> _TEXT SEGMENT_:
┏━━

Financial and General Policies
We are pleased that you have chosen the Midland Oral & Maxillofacial Surgery P.A. for the evaluation and management of your surgical needs. We hope that your experience here will be exceptional. We strive to communicate clearly and effectively with you in all aspects of your care. We have created this policy so that you understand our expectations regarding insurance and payment for services. If you have any questions, please address those to the receptionist or office manager before you sign the acknowledgement.
1. Forms of payment: Payment for services is expected prior to procedures that are performed. For
your convenience, we accept cash, checks and money orders as well as Visa, Master card and American Express. You will be responsible for paying a $30.00 fee for returned checks.
2. Insurance Benefits: Your referring Dentist may be willing to file your insurance claims as an added service to you. However it is important that you understand that Dr. Austin D. Gray DDS is a specialist and out-of-network. Additionally, it is important that you understand that your insurance company does not share financial responsibility for your bill. You are responsible for all charges if your insurance company fails to pay.
3. Patient Portion vs. Insurance Portion: Every effort will be made to declare your estimated cost prior to commencing with your procedure, but sometimes may require modification due to unforeseen circumstances. We will notify you of that portion either orally or written and you will be expected to pay your estimated portion on or before the service date. As mentioned above, the insurance portion is estimated and is never a guarantee of payment even after an authorization has been obtained
5. Denied or Unpaid Insurance Claims: Your referring dentist will work with your insurance company to receive reimbursement for your services. However, if an insurance company does not remit payment
within 120 days of the service date, you will be responsible for the balance. For this reason, we encourage you to communicate with your insurance company about your outstanding claims. Additionally, if the insurance company denies payment on service, and our attempts to appeal the denial fail, you are responsible for the balance. Unfortunately, this sometimes happens even after the service has been pre-authorized.

┗━━

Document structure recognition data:

┏━━

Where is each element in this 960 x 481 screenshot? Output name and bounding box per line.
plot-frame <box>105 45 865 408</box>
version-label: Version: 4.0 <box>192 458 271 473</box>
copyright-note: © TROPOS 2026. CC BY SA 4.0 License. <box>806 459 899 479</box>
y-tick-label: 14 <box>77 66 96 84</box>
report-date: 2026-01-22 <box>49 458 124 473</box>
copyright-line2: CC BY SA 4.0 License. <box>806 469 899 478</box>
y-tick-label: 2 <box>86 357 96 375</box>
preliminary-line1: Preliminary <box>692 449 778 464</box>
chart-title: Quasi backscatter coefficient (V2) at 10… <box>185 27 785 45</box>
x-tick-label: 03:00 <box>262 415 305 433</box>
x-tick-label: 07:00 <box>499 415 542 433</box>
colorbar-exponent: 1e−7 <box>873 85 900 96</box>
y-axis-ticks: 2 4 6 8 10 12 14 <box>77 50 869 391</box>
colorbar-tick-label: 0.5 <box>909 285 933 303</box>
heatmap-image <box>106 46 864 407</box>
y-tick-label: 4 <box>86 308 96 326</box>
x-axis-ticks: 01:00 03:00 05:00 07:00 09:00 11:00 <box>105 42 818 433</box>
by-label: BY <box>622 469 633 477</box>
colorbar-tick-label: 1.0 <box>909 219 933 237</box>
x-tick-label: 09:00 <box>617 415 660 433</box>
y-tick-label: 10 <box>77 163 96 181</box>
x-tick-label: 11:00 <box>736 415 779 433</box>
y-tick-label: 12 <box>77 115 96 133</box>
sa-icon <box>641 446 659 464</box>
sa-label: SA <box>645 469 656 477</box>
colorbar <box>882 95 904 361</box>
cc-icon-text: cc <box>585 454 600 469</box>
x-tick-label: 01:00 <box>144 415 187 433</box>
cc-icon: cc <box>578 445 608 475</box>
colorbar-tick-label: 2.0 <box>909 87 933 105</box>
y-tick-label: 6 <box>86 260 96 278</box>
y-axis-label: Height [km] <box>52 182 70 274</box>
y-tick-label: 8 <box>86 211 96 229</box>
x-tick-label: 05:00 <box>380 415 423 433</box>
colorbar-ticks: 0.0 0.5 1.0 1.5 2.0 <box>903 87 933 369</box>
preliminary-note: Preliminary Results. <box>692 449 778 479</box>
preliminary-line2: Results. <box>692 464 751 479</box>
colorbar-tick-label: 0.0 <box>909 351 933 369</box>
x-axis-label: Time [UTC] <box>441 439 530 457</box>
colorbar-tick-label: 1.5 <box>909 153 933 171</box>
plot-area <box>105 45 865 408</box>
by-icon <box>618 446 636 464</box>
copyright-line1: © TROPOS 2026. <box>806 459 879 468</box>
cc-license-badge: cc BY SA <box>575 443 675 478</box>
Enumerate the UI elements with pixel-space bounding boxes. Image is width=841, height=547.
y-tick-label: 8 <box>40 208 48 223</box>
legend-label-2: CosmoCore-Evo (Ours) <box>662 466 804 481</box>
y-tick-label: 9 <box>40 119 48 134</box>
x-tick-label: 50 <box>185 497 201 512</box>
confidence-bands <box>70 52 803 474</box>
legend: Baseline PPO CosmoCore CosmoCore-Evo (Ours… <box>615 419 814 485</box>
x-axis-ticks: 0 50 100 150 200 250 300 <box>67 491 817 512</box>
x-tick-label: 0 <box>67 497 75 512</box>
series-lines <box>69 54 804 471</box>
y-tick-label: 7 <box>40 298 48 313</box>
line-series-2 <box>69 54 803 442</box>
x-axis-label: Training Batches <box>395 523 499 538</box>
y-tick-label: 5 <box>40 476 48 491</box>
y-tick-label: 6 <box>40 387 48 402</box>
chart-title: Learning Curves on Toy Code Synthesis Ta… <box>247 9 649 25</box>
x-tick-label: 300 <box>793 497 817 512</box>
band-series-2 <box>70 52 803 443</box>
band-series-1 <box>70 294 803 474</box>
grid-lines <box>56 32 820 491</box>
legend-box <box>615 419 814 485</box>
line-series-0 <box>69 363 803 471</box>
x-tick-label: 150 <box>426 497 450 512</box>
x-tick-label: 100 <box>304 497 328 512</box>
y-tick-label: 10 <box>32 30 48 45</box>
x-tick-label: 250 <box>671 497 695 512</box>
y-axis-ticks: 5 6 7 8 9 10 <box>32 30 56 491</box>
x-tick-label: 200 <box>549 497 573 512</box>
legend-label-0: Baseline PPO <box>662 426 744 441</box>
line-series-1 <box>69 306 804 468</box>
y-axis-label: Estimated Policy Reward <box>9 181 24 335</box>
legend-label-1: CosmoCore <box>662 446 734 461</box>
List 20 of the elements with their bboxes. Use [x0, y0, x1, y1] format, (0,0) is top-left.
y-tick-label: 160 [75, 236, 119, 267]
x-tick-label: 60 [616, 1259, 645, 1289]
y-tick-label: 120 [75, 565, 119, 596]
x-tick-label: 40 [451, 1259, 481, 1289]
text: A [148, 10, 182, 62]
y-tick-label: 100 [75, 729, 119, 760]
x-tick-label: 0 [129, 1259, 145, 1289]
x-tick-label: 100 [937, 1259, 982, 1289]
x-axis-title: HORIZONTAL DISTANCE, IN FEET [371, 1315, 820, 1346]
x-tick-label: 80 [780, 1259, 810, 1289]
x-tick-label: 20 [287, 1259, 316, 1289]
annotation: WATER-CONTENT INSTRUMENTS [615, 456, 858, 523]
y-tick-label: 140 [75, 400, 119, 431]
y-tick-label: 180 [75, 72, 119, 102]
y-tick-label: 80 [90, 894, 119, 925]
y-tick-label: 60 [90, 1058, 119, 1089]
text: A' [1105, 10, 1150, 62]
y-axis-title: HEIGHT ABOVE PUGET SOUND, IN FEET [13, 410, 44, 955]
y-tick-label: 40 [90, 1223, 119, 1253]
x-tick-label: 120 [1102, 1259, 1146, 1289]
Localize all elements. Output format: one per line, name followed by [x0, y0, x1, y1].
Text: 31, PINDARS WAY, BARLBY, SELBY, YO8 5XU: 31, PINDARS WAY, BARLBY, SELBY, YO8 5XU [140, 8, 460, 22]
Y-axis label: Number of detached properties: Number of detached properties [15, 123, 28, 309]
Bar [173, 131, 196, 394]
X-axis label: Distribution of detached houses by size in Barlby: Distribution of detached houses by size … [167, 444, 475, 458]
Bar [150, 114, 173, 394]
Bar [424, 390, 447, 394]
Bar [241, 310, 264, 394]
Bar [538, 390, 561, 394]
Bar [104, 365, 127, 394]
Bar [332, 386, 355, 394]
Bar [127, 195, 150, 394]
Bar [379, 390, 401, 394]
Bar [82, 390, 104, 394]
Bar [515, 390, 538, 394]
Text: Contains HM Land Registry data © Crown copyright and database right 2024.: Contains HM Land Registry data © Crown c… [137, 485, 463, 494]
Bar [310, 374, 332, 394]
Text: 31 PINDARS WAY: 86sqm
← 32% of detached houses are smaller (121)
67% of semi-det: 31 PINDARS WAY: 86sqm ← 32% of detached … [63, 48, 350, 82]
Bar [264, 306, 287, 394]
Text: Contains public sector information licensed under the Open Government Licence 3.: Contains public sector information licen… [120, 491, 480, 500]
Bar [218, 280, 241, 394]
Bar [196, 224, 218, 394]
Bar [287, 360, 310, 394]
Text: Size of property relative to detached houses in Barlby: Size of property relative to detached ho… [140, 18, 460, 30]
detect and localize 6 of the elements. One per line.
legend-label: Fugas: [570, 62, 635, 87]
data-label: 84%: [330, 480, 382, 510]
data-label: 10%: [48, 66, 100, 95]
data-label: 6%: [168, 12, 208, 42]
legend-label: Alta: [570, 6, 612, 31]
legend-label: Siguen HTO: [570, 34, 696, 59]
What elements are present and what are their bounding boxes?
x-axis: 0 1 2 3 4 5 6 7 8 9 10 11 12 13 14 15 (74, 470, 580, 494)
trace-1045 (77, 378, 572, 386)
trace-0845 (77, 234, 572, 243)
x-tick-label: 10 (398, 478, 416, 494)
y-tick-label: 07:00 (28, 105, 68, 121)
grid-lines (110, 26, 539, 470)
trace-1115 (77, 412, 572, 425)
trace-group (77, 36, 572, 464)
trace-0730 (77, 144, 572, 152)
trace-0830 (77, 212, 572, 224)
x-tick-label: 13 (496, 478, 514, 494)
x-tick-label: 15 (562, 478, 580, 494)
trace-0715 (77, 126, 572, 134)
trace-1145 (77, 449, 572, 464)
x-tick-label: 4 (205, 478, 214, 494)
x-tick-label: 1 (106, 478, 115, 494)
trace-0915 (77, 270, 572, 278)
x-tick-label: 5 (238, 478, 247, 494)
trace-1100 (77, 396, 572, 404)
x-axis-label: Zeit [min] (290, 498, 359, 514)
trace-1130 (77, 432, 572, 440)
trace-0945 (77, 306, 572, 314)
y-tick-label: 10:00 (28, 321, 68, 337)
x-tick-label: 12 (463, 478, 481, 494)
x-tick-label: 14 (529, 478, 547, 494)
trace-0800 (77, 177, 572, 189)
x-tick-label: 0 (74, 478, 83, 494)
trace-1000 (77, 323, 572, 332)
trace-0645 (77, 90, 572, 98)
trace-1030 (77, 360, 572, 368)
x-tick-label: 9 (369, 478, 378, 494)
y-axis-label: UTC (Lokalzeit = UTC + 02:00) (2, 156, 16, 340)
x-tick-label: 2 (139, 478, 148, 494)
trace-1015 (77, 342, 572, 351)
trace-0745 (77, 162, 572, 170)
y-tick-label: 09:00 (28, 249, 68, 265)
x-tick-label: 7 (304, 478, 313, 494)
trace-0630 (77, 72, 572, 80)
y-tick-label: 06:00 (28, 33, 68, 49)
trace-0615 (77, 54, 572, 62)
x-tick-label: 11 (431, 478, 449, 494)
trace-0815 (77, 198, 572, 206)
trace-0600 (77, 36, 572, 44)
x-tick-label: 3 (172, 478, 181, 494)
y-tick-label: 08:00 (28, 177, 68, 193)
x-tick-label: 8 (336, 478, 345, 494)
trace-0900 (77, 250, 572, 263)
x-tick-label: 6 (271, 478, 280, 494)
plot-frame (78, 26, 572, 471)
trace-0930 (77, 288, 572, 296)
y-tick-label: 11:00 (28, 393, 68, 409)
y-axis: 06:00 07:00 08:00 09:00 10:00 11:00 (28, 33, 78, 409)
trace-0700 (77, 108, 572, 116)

┗━━

> _TASKS AND EXERCISES_:
**1)** List every form of payment that the financial policy text says the practice accepts.
**2)** Retype the part of the financial policy text that starts at "2. Insurance Benefits: Your" and ends at "fails to pay.".

> _SOLUTIONS TO EACH TASK_:
**1)** cash, checks, money orders, Visa, Master card, American Express

**2)**
2. Insurance Benefits: Your referring Dentist may be willing to file your insurance claims as an added service to you. However it is important that you understand that Dr. Austin D. Gray DDS is a specialist and out-of-network. Additionally, it is important that you understand that your insurance company does not share financial responsibility for your bill. You are responsible for all charges if your insurance company fails to pay.